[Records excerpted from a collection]
━━━━

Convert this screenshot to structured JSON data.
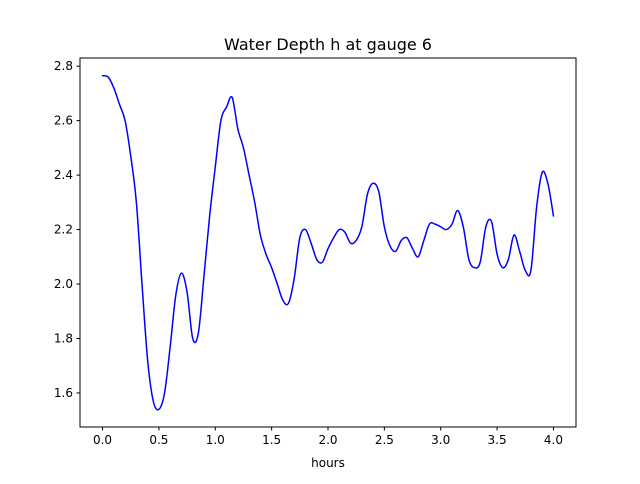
{
  "chart_data": {
    "type": "line",
    "title": "Water Depth h at gauge 6",
    "xlabel": "hours",
    "ylabel": "",
    "xlim": [
      -0.2,
      4.2
    ],
    "ylim": [
      1.475,
      2.83
    ],
    "xticks": [
      0.0,
      0.5,
      1.0,
      1.5,
      2.0,
      2.5,
      3.0,
      3.5,
      4.0
    ],
    "xtick_labels": [
      "0.0",
      "0.5",
      "1.0",
      "1.5",
      "2.0",
      "2.5",
      "3.0",
      "3.5",
      "4.0"
    ],
    "yticks": [
      1.6,
      1.8,
      2.0,
      2.2,
      2.4,
      2.6,
      2.8
    ],
    "ytick_labels": [
      "1.6",
      "1.8",
      "2.0",
      "2.2",
      "2.4",
      "2.6",
      "2.8"
    ],
    "grid": false,
    "legend": "none",
    "series": [
      {
        "color": "#0000ff",
        "x": [
          0.0,
          0.05,
          0.1,
          0.15,
          0.2,
          0.25,
          0.3,
          0.35,
          0.4,
          0.45,
          0.5,
          0.55,
          0.6,
          0.65,
          0.7,
          0.75,
          0.8,
          0.85,
          0.9,
          0.95,
          1.0,
          1.05,
          1.1,
          1.15,
          1.2,
          1.25,
          1.3,
          1.35,
          1.4,
          1.45,
          1.5,
          1.55,
          1.6,
          1.65,
          1.7,
          1.75,
          1.8,
          1.85,
          1.9,
          1.95,
          2.0,
          2.05,
          2.1,
          2.15,
          2.2,
          2.25,
          2.3,
          2.35,
          2.4,
          2.45,
          2.5,
          2.55,
          2.6,
          2.65,
          2.7,
          2.75,
          2.8,
          2.85,
          2.9,
          2.95,
          3.0,
          3.05,
          3.1,
          3.15,
          3.2,
          3.25,
          3.3,
          3.35,
          3.4,
          3.45,
          3.5,
          3.55,
          3.6,
          3.65,
          3.7,
          3.75,
          3.8,
          3.85,
          3.9,
          3.95,
          4.0
        ],
        "y": [
          2.765,
          2.76,
          2.72,
          2.66,
          2.6,
          2.47,
          2.3,
          2.0,
          1.72,
          1.57,
          1.54,
          1.6,
          1.77,
          1.96,
          2.04,
          1.97,
          1.8,
          1.82,
          2.03,
          2.25,
          2.43,
          2.6,
          2.65,
          2.685,
          2.57,
          2.5,
          2.4,
          2.3,
          2.18,
          2.11,
          2.06,
          2.0,
          1.94,
          1.93,
          2.02,
          2.17,
          2.2,
          2.15,
          2.09,
          2.08,
          2.13,
          2.17,
          2.2,
          2.19,
          2.15,
          2.16,
          2.21,
          2.33,
          2.37,
          2.34,
          2.21,
          2.14,
          2.12,
          2.16,
          2.17,
          2.13,
          2.1,
          2.16,
          2.22,
          2.22,
          2.21,
          2.2,
          2.22,
          2.27,
          2.21,
          2.09,
          2.06,
          2.08,
          2.21,
          2.23,
          2.11,
          2.06,
          2.09,
          2.18,
          2.12,
          2.05,
          2.05,
          2.28,
          2.41,
          2.37,
          2.25
        ]
      }
    ]
  }
}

━━━━

*The request*: Copy every record above exactly as written, but leave out the pictures.

*Complete answer*:
Convert this screenshot to structured JSON data.
{
  "chart_data": {
    "type": "line",
    "title": "Water Depth h at gauge 6",
    "xlabel": "hours",
    "ylabel": "",
    "xlim": [
      -0.2,
      4.2
    ],
    "ylim": [
      1.475,
      2.83
    ],
    "xticks": [
      0.0,
      0.5,
      1.0,
      1.5,
      2.0,
      2.5,
      3.0,
      3.5,
      4.0
    ],
    "xtick_labels": [
      "0.0",
      "0.5",
      "1.0",
      "1.5",
      "2.0",
      "2.5",
      "3.0",
      "3.5",
      "4.0"
    ],
    "yticks": [
      1.6,
      1.8,
      2.0,
      2.2,
      2.4,
      2.6,
      2.8
    ],
    "ytick_labels": [
      "1.6",
      "1.8",
      "2.0",
      "2.2",
      "2.4",
      "2.6",
      "2.8"
    ],
    "grid": false,
    "legend": "none",
    "series": [
      {
        "color": "#0000ff",
        "x": [
          0.0,
          0.05,
          0.1,
          0.15,
          0.2,
          0.25,
          0.3,
          0.35,
          0.4,
          0.45,
          0.5,
          0.55,
          0.6,
          0.65,
          0.7,
          0.75,
          0.8,
          0.85,
          0.9,
          0.95,
          1.0,
          1.05,
          1.1,
          1.15,
          1.2,
          1.25,
          1.3,
          1.35,
          1.4,
          1.45,
          1.5,
          1.55,
          1.6,
          1.65,
          1.7,
          1.75,
          1.8,
          1.85,
          1.9,
          1.95,
          2.0,
          2.05,
          2.1,
          2.15,
          2.2,
          2.25,
          2.3,
          2.35,
          2.4,
          2.45,
          2.5,
          2.55,
          2.6,
          2.65,
          2.7,
          2.75,
          2.8,
          2.85,
          2.9,
          2.95,
          3.0,
          3.05,
          3.1,
          3.15,
          3.2,
          3.25,
          3.3,
          3.35,
          3.4,
          3.45,
          3.5,
          3.55,
          3.6,
          3.65,
          3.7,
          3.75,
          3.8,
          3.85,
          3.9,
          3.95,
          4.0
        ],
        "y": [
          2.765,
          2.76,
          2.72,
          2.66,
          2.6,
          2.47,
          2.3,
          2.0,
          1.72,
          1.57,
          1.54,
          1.6,
          1.77,
          1.96,
          2.04,
          1.97,
          1.8,
          1.82,
          2.03,
          2.25,
          2.43,
          2.6,
          2.65,
          2.685,
          2.57,
          2.5,
          2.4,
          2.3,
          2.18,
          2.11,
          2.06,
          2.0,
          1.94,
          1.93,
          2.02,
          2.17,
          2.2,
          2.15,
          2.09,
          2.08,
          2.13,
          2.17,
          2.2,
          2.19,
          2.15,
          2.16,
          2.21,
          2.33,
          2.37,
          2.34,
          2.21,
          2.14,
          2.12,
          2.16,
          2.17,
          2.13,
          2.1,
          2.16,
          2.22,
          2.22,
          2.21,
          2.2,
          2.22,
          2.27,
          2.21,
          2.09,
          2.06,
          2.08,
          2.21,
          2.23,
          2.11,
          2.06,
          2.09,
          2.18,
          2.12,
          2.05,
          2.05,
          2.28,
          2.41,
          2.37,
          2.25
        ]
      }
    ]
  }
}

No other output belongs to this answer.